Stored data

* BEGIN *

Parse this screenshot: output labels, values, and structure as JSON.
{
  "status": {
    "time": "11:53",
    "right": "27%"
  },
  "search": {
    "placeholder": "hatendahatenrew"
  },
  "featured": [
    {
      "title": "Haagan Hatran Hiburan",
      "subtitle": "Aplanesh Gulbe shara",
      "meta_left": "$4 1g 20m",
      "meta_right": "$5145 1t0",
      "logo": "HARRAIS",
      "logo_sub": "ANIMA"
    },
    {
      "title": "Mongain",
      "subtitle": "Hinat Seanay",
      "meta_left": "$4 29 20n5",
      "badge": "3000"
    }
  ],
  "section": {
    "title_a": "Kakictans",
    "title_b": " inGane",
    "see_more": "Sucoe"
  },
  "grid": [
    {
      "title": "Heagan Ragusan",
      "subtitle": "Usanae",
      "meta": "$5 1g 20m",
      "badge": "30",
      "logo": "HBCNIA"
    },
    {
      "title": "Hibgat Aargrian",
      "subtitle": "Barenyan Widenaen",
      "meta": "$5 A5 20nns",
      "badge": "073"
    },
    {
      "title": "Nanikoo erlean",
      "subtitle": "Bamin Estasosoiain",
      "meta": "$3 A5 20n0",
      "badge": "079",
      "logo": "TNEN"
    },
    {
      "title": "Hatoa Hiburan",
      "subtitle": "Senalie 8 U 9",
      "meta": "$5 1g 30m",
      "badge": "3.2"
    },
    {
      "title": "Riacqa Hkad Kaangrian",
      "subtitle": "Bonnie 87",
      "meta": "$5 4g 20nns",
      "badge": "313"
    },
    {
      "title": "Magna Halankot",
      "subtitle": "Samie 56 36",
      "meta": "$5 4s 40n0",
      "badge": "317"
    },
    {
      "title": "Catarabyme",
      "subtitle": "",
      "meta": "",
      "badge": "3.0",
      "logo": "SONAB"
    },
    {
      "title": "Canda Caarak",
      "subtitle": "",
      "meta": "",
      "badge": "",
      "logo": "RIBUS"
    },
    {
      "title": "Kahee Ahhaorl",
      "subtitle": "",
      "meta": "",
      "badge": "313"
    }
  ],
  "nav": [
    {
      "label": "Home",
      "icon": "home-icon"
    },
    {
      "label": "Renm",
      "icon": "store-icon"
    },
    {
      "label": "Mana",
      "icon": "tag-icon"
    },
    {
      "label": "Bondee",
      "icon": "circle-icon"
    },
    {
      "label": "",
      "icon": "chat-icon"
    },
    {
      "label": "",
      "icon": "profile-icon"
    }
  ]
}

* END *

- [Written task]
Extract the complete data, matching each line exactly.

- [Exercise response]
Parse this screenshot: output labels, values, and structure as JSON.
{
  "status": {
    "time": "11:53",
    "right": "27%"
  },
  "search": {
    "placeholder": "hatendahatenrew"
  },
  "featured": [
    {
      "title": "Haagan Hatran Hiburan",
      "subtitle": "Aplanesh Gulbe shara",
      "meta_left": "$4 1g 20m",
      "meta_right": "$5145 1t0",
      "logo": "HARRAIS",
      "logo_sub": "ANIMA"
    },
    {
      "title": "Mongain",
      "subtitle": "Hinat Seanay",
      "meta_left": "$4 29 20n5",
      "badge": "3000"
    }
  ],
  "section": {
    "title_a": "Kakictans",
    "title_b": " inGane",
    "see_more": "Sucoe"
  },
  "grid": [
    {
      "title": "Heagan Ragusan",
      "subtitle": "Usanae",
      "meta": "$5 1g 20m",
      "badge": "30",
      "logo": "HBCNIA"
    },
    {
      "title": "Hibgat Aargrian",
      "subtitle": "Barenyan Widenaen",
      "meta": "$5 A5 20nns",
      "badge": "073"
    },
    {
      "title": "Nanikoo erlean",
      "subtitle": "Bamin Estasosoiain",
      "meta": "$3 A5 20n0",
      "badge": "079",
      "logo": "TNEN"
    },
    {
      "title": "Hatoa Hiburan",
      "subtitle": "Senalie 8 U 9",
      "meta": "$5 1g 30m",
      "badge": "3.2"
    },
    {
      "title": "Riacqa Hkad Kaangrian",
      "subtitle": "Bonnie 87",
      "meta": "$5 4g 20nns",
      "badge": "313"
    },
    {
      "title": "Magna Halankot",
      "subtitle": "Samie 56 36",
      "meta": "$5 4s 40n0",
      "badge": "317"
    },
    {
      "title": "Catarabyme",
      "subtitle": "",
      "meta": "",
      "badge": "3.0",
      "logo": "SONAB"
    },
    {
      "title": "Canda Caarak",
      "subtitle": "",
      "meta": "",
      "badge": "",
      "logo": "RIBUS"
    },
    {
      "title": "Kahee Ahhaorl",
      "subtitle": "",
      "meta": "",
      "badge": "313"
    }
  ],
  "nav": [
    {
      "label": "Home",
      "icon": "home-icon"
    },
    {
      "label": "Renm",
      "icon": "store-icon"
    },
    {
      "label": "Mana",
      "icon": "tag-icon"
    },
    {
      "label": "Bondee",
      "icon": "circle-icon"
    },
    {
      "label": "",
      "icon": "chat-icon"
    },
    {
      "label": "",
      "icon": "profile-icon"
    }
  ]
}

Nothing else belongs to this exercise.